━━━━━ DOCUMENT EXTRACT ━━━━━

New technology, concepts aim at lower costs
Guntis MoritisNew technologies both at the application stage and at the concept stage aim at reducing costs for producing and developing offshore fields.
Production Editor
At the center of many of these new technologies are floating production, storage, offloading, and drilling vessels. These vessels are tied to subsea completions that take advantage of smaller and lighter wellheads, and such emerging technologies as subsea multiphase meters and pumps, and subsea separators and boosters.
Operators now also can define and reach new producing horizons more accurately with new seismic techniques and by drilling complex extended reach and horizontal wells.
One estimate is that offshore Norway, alone, will realize from fields currently producing and fields approved for development an additional 3.1 billion bbl of oil by implementing improved oil recovery methods such as new drilling techniques and more extensive gas and water injection projects.
According to the Norwegian Petroleum Directorate, the aim in Norway for its offshore fields is to increase the average recovery factor from 39% to 47%. Fig. 1 shows the rapid rise, during the last few years, in oil recovery factors for some of Norway's main producing fields.
Floating production
Forecasts indicate that the number of floating units involved in offshore production will rapidly increase. A report, recently published by the International Maritime Association, lists 62 floating production systems currently in place in the world: 6 tension-leg platforms (TLPs), 25 semisubmersibles, and 31 floating production, storage, and offloading vessels (FPSOs).

━━━━━ PROVIDED DATA ━━━━━

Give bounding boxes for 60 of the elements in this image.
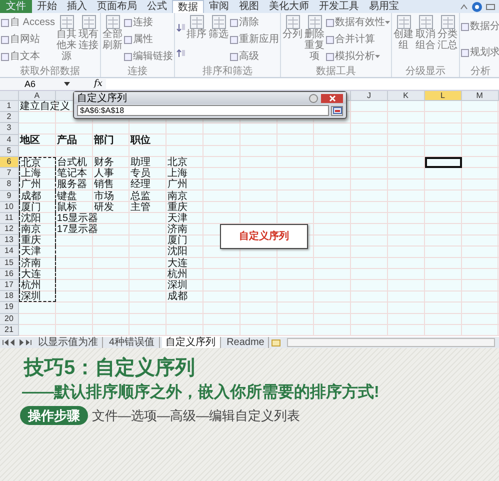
cell-text: 专员 bbox=[130, 168, 151, 180]
cell-text: 大连 bbox=[21, 268, 41, 280]
tip-title: 技巧5：自定义序列 bbox=[24, 356, 196, 381]
ribbon-group-label: 数据工具 bbox=[315, 66, 358, 77]
steps-label: 操作步骤 bbox=[20, 406, 88, 425]
cell-text: 成都 bbox=[168, 291, 188, 302]
cell-text: 天津 bbox=[168, 212, 188, 224]
cell-text: 杭州 bbox=[168, 268, 188, 280]
ribbon-group-label: 分级显示 bbox=[404, 66, 447, 77]
cell-text: 17显示器 bbox=[56, 224, 98, 236]
cell-text: 重庆 bbox=[168, 202, 188, 213]
cell-text: 销售 bbox=[94, 179, 114, 190]
ribbon-group-label: 获取外部数据 bbox=[19, 66, 81, 77]
cell-text: 人事 bbox=[94, 168, 114, 180]
ribbon-group-label: 分析 bbox=[470, 66, 492, 77]
cell-text: 市场 bbox=[94, 190, 114, 202]
cell-text: 厦门 bbox=[21, 202, 41, 213]
cell-text: 产品 bbox=[56, 134, 77, 146]
cell-text: 重庆 bbox=[21, 235, 41, 246]
ribbon-group-label: 连接 bbox=[126, 66, 149, 77]
cell-text: 职位 bbox=[130, 134, 151, 146]
cell-text: 济南 bbox=[168, 224, 188, 236]
cell-text: 总监 bbox=[130, 190, 151, 202]
cell-text: 济南 bbox=[21, 258, 41, 269]
cell-text: 研发 bbox=[94, 202, 114, 213]
cell-text: 建立自定义 bbox=[20, 101, 70, 112]
cell-text: 笔记本 bbox=[56, 168, 87, 180]
cell-text: 天津 bbox=[21, 246, 41, 258]
cell-text: 沈阳 bbox=[21, 212, 41, 224]
cell-text: 厦门 bbox=[168, 235, 188, 246]
cell-text: 大连 bbox=[168, 258, 188, 269]
ribbon-group-label: 排序和筛选 bbox=[202, 66, 254, 77]
cell-text: 经理 bbox=[130, 179, 151, 190]
steps-text: 文件—选项—高级—编辑自定义列表 bbox=[92, 406, 300, 424]
cell-text: 地区 bbox=[20, 134, 40, 146]
cell-text: 服务器 bbox=[56, 179, 87, 190]
cell-text: 南京 bbox=[168, 190, 188, 202]
cell-text: 键盘 bbox=[56, 190, 77, 202]
cell-text: 深圳 bbox=[21, 291, 41, 302]
cell-text: 鼠标 bbox=[56, 202, 77, 213]
cell-text: 助理 bbox=[130, 156, 151, 168]
cell-text: 财务 bbox=[94, 156, 114, 168]
cell-text: 杭州 bbox=[21, 280, 41, 291]
dialog-title: 自定义序列 bbox=[77, 92, 128, 104]
cell-text: 北京 bbox=[168, 156, 188, 168]
cell-text: 广州 bbox=[21, 179, 41, 190]
cell-text: 上海 bbox=[21, 168, 41, 180]
cell-text: 上海 bbox=[168, 168, 188, 180]
cell-text: 台式机 bbox=[56, 156, 87, 168]
cell-text: 南京 bbox=[21, 224, 41, 236]
cell-text: 深圳 bbox=[168, 280, 188, 291]
text-box: 自定义序列 bbox=[220, 224, 308, 249]
cell-text: 广州 bbox=[168, 179, 188, 190]
cell-text: 北京 bbox=[21, 158, 41, 169]
tip-subtitle: ——默认排序顺序之外，嵌入你所需要的排序方式! bbox=[22, 382, 380, 403]
cell-text: 沈阳 bbox=[168, 246, 188, 258]
cell-text: 主管 bbox=[130, 202, 151, 213]
cell-text: 成都 bbox=[21, 190, 41, 202]
cell-text: 15显示器 bbox=[56, 212, 98, 224]
cell-text: 部门 bbox=[94, 134, 114, 146]
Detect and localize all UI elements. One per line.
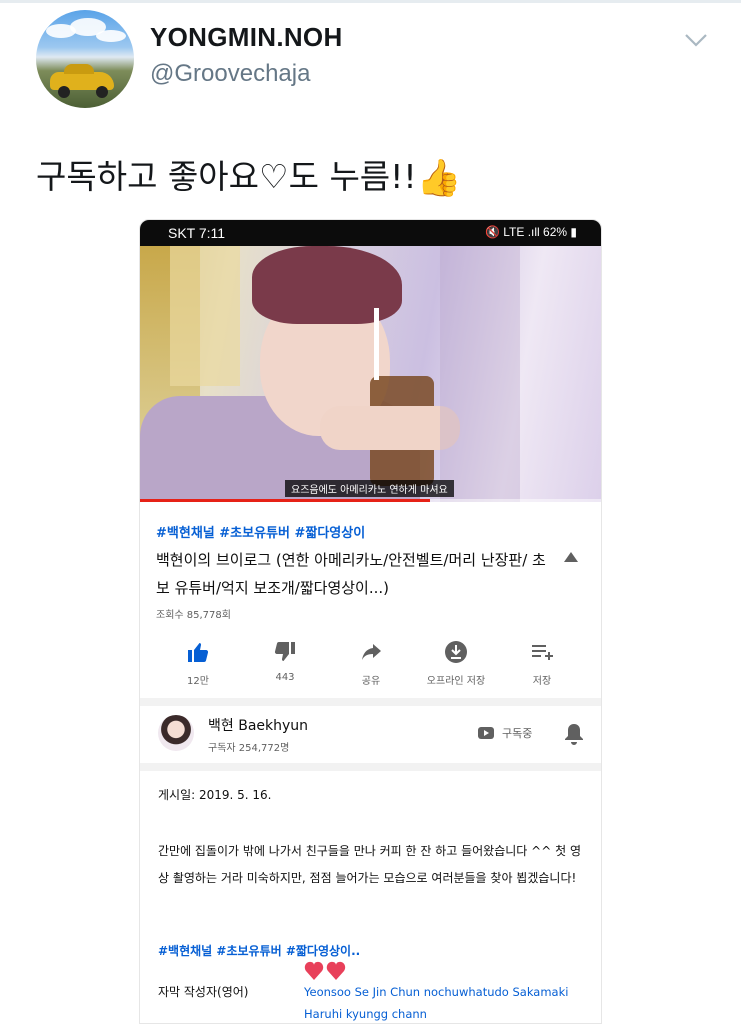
channel-name[interactable]: 백현 Baekhyun: [208, 715, 308, 735]
subscribed-label: 구독중: [502, 727, 533, 740]
thumbs-up-icon: [188, 643, 209, 662]
tweet-text-body: 구독하고 좋아요♡도 누름!!: [36, 157, 417, 196]
embedded-youtube-screenshot[interactable]: SKT 7:11 🔇 LTE .ıll 62% ▮ 요즈음에도 아메리카노 연하…: [139, 219, 602, 1024]
top-divider: [0, 0, 741, 3]
video-caption: 요즈음에도 아메리카노 연하게 마셔요: [285, 480, 454, 497]
chevron-down-icon[interactable]: [684, 32, 708, 48]
channel-avatar[interactable]: [158, 715, 194, 751]
subscriber-count: 구독자 254,772명: [208, 743, 290, 754]
dislike-button[interactable]: 443: [240, 634, 330, 683]
user-avatar[interactable]: [36, 10, 134, 108]
view-count: 조회수 85,778회: [156, 610, 231, 621]
phone-status-bar: SKT 7:11 🔇 LTE .ıll 62% ▮: [140, 220, 601, 246]
download-label: 오프라인 저장: [426, 676, 486, 687]
video-hashtags[interactable]: #백현채널 #초보유튜버 #짧다영상이: [156, 522, 365, 541]
thumbs-up-emoji-icon: 👍: [416, 158, 462, 199]
like-button[interactable]: 12만: [153, 634, 243, 687]
tweet-text: 구독하고 좋아요♡도 누름!!👍: [36, 150, 461, 199]
user-handle[interactable]: @Groovechaja: [150, 60, 310, 88]
status-icons: 🔇 LTE .ıll 62% ▮: [484, 225, 577, 239]
collapse-arrow-icon[interactable]: [564, 552, 578, 562]
video-actions-bar: 12만 443 공유 오프라인 저장 저장: [140, 634, 601, 694]
subtitle-credits[interactable]: Yeonsoo Se Jin Chun nochuwhatudo Sakamak…: [304, 981, 594, 1023]
video-player[interactable]: 요즈음에도 아메리카노 연하게 마셔요: [140, 246, 601, 502]
video-title: 백현이의 브이로그 (연한 아메리카노/안전벨트/머리 난장판/ 초보 유튜버/…: [156, 551, 546, 597]
description-hashtags[interactable]: #백현채널 #초보유튜버 #짧다영상이..: [158, 942, 360, 959]
save-to-playlist-button[interactable]: 저장: [497, 634, 587, 687]
dislike-count: 443: [275, 672, 295, 683]
channel-row[interactable]: 백현 Baekhyun 구독자 254,772명 구독중: [140, 705, 601, 763]
save-label: 저장: [532, 676, 552, 687]
download-button[interactable]: 오프라인 저장: [411, 634, 501, 687]
add-to-playlist-icon: [532, 645, 553, 660]
download-icon: [445, 641, 467, 663]
carrier-time: SKT 7:11: [168, 225, 226, 241]
share-icon: [362, 644, 381, 660]
description-body: 간만에 집돌이가 밖에 나가서 친구들을 만나 커피 한 잔 하고 들어왔습니다…: [158, 844, 581, 885]
thumbs-down-icon: [274, 642, 295, 661]
section-divider-2: [140, 763, 601, 771]
bell-icon[interactable]: [564, 723, 584, 745]
like-count: 12만: [187, 676, 209, 687]
display-name[interactable]: YONGMIN.NOH: [150, 22, 343, 53]
video-progress-fill: [140, 499, 431, 502]
share-button[interactable]: 공유: [326, 634, 416, 687]
subtitle-author-label: 자막 작성자(영어): [158, 985, 249, 999]
share-label: 공유: [361, 676, 381, 687]
subscribed-button[interactable]: 구독중: [478, 725, 532, 741]
video-progress-bar[interactable]: [140, 499, 601, 502]
tweet-header: YONGMIN.NOH @Groovechaja: [36, 8, 716, 108]
hearts-icon: [304, 961, 346, 980]
posted-date: 게시일: 2019. 5. 16.: [158, 788, 272, 802]
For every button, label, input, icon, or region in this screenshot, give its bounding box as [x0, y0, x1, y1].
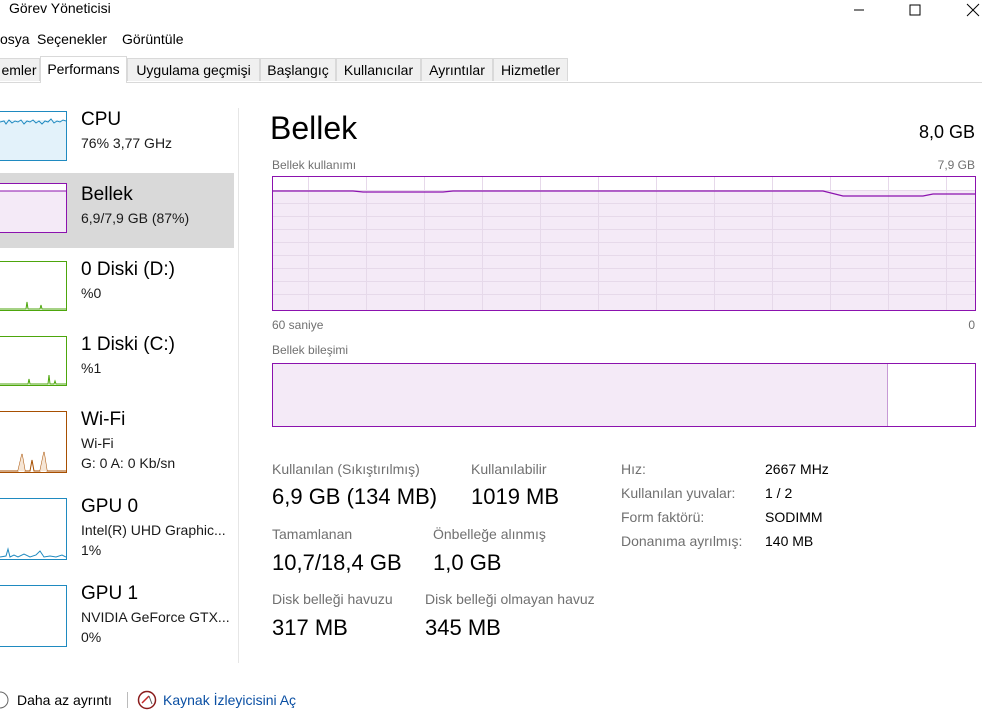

━━━━━

DIRECTIONS:
In the article on lowering offshore costs, what average recovery factor does the Norwegian Petroleum Directorate aim to reach for Norway's offshore fields, and from what starting level?

COMPLETE RESPONSE:
It aims to raise the average recovery factor from 39% to 47%.